DIRECTIONS: Drop the pictures, then extract the listing word for word.

EXTRACTED RECORDS:

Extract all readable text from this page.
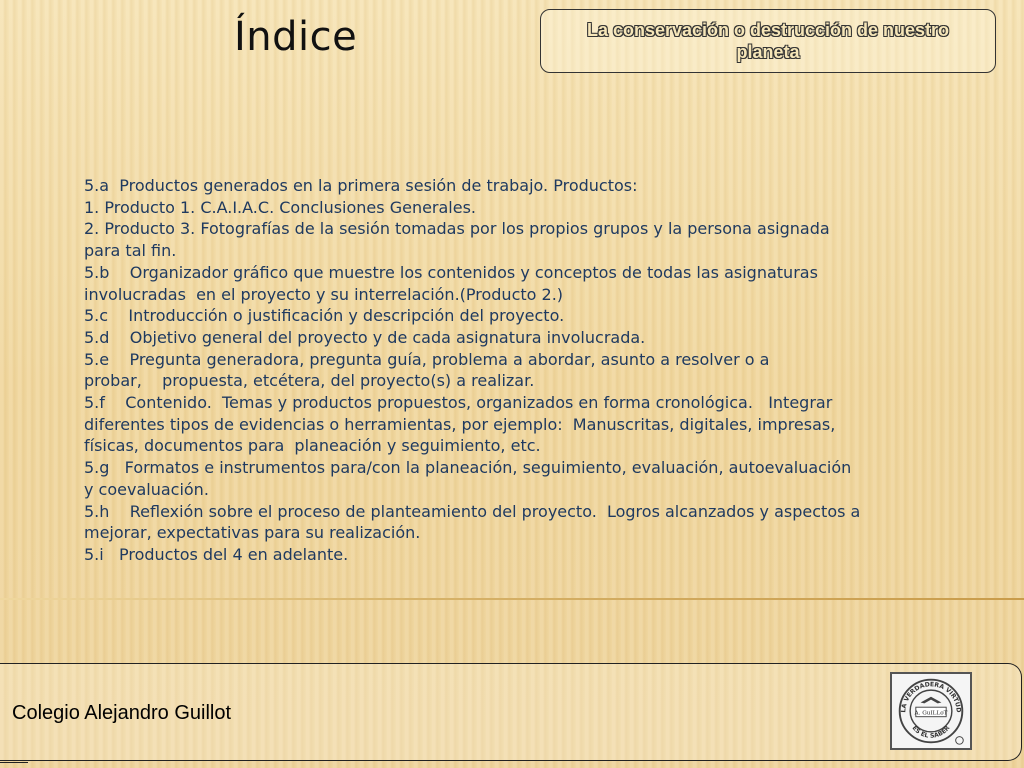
Índice	La conservación o destrucción de nuestro planeta
5.a  Productos generados en la primera sesión de trabajo. Productos:
1. Producto 1. C.A.I.A.C. Conclusiones Generales.
2. Producto 3. Fotografías de la sesión tomadas por los propios grupos y la persona asignada
para tal fin.
5.b    Organizador gráfico que muestre los contenidos y conceptos de todas las asignaturas
involucradas  en el proyecto y su interrelación.(Producto 2.)
5.c    Introducción o justificación y descripción del proyecto.
5.d    Objetivo general del proyecto y de cada asignatura involucrada.
5.e    Pregunta generadora, pregunta guía, problema a abordar, asunto a resolver o a
probar,    propuesta, etcétera, del proyecto(s) a realizar.
5.f    Contenido.  Temas y productos propuestos, organizados en forma cronológica.   Integrar
diferentes tipos de evidencias o herramientas, por ejemplo:  Manuscritas, digitales, impresas,
físicas, documentos para  planeación y seguimiento, etc.
5.g   Formatos e instrumentos para/con la planeación, seguimiento, evaluación, autoevaluación
y coevaluación.
5.h    Reflexión sobre el proceso de planteamiento del proyecto.  Logros alcanzados y aspectos a
mejorar, expectativas para su realización.
5.i   Productos del 4 en adelante.
Colegio Alejandro Guillot	LA VERDADERA VIRTUD
ES EL SABER
A. GuILLoT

SOLUTION TO THIS TASK:
Extract all readable text from this page.
Índice	La conservación o destrucción de nuestro planeta
5.a  Productos generados en la primera sesión de trabajo. Productos:
1. Producto 1. C.A.I.A.C. Conclusiones Generales.
2. Producto 3. Fotografías de la sesión tomadas por los propios grupos y la persona asignada
para tal fin.
5.b    Organizador gráfico que muestre los contenidos y conceptos de todas las asignaturas
involucradas  en el proyecto y su interrelación.(Producto 2.)
5.c    Introducción o justificación y descripción del proyecto.
5.d    Objetivo general del proyecto y de cada asignatura involucrada.
5.e    Pregunta generadora, pregunta guía, problema a abordar, asunto a resolver o a
probar,    propuesta, etcétera, del proyecto(s) a realizar.
5.f    Contenido.  Temas y productos propuestos, organizados en forma cronológica.   Integrar
diferentes tipos de evidencias o herramientas, por ejemplo:  Manuscritas, digitales, impresas,
físicas, documentos para  planeación y seguimiento, etc.
5.g   Formatos e instrumentos para/con la planeación, seguimiento, evaluación, autoevaluación
y coevaluación.
5.h    Reflexión sobre el proceso de planteamiento del proyecto.  Logros alcanzados y aspectos a
mejorar, expectativas para su realización.
5.i   Productos del 4 en adelante.
Colegio Alejandro Guillot	LA VERDADERA VIRTUD
ES EL SABER
A. GuILLoT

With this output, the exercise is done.